EXERCISE: Quote the whole listing word for word. Do not include the pictures.

-- Begin SUPPLIED RECORDS --

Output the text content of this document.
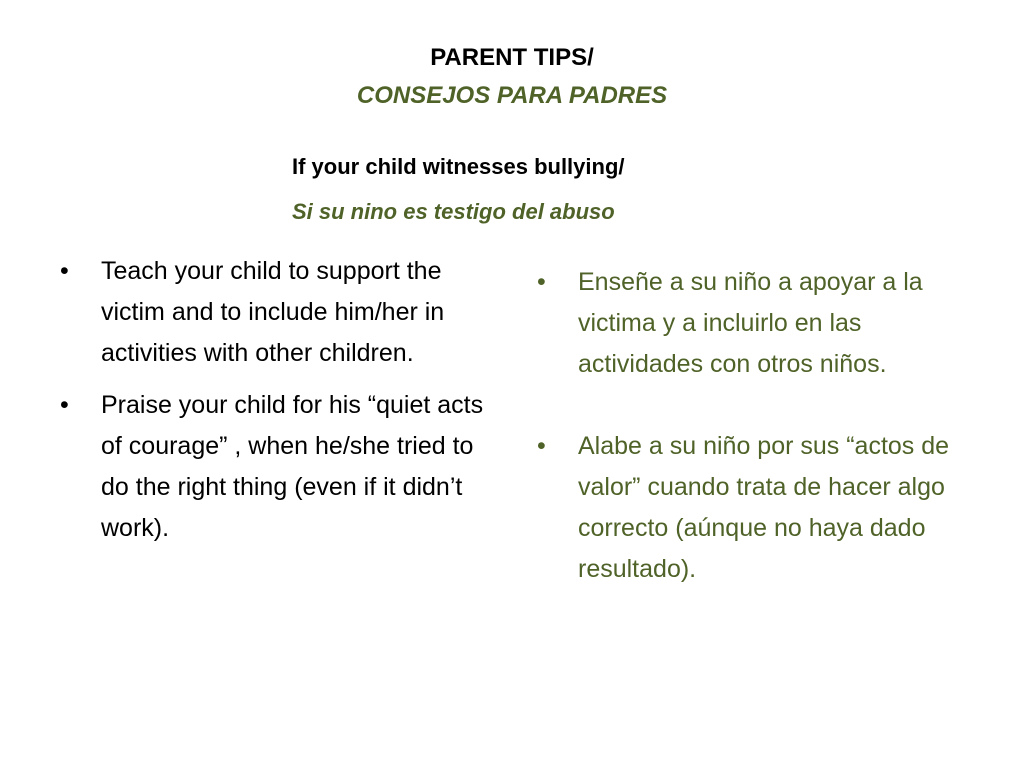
PARENT TIPS/
CONSEJOS PARA PADRES
If your child witnesses bullying/
Si su nino es testigo del abuso
• Teach your child to support the victim and to include him/her in activities with other children.
• Praise your child for his “quiet acts of courage” , when he/she tried to do the right thing (even if it didn’t work).
• Enseñe a su niño a apoyar a la victima y a incluirlo en las actividades con otros niños.
• Alabe a su niño por sus “actos de valor” cuando trata de hacer algo correcto (aúnque no haya dado resultado).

-- End SUPPLIED RECORDS --

WRITTEN SOLUTION:
Output the text content of this document.
PARENT TIPS/
CONSEJOS PARA PADRES
If your child witnesses bullying/
Si su nino es testigo del abuso
• Teach your child to support the victim and to include him/her in activities with other children.
• Praise your child for his “quiet acts of courage” , when he/she tried to do the right thing (even if it didn’t work).
• Enseñe a su niño a apoyar a la victima y a incluirlo en las actividades con otros niños.
• Alabe a su niño por sus “actos de valor” cuando trata de hacer algo correcto (aúnque no haya dado resultado).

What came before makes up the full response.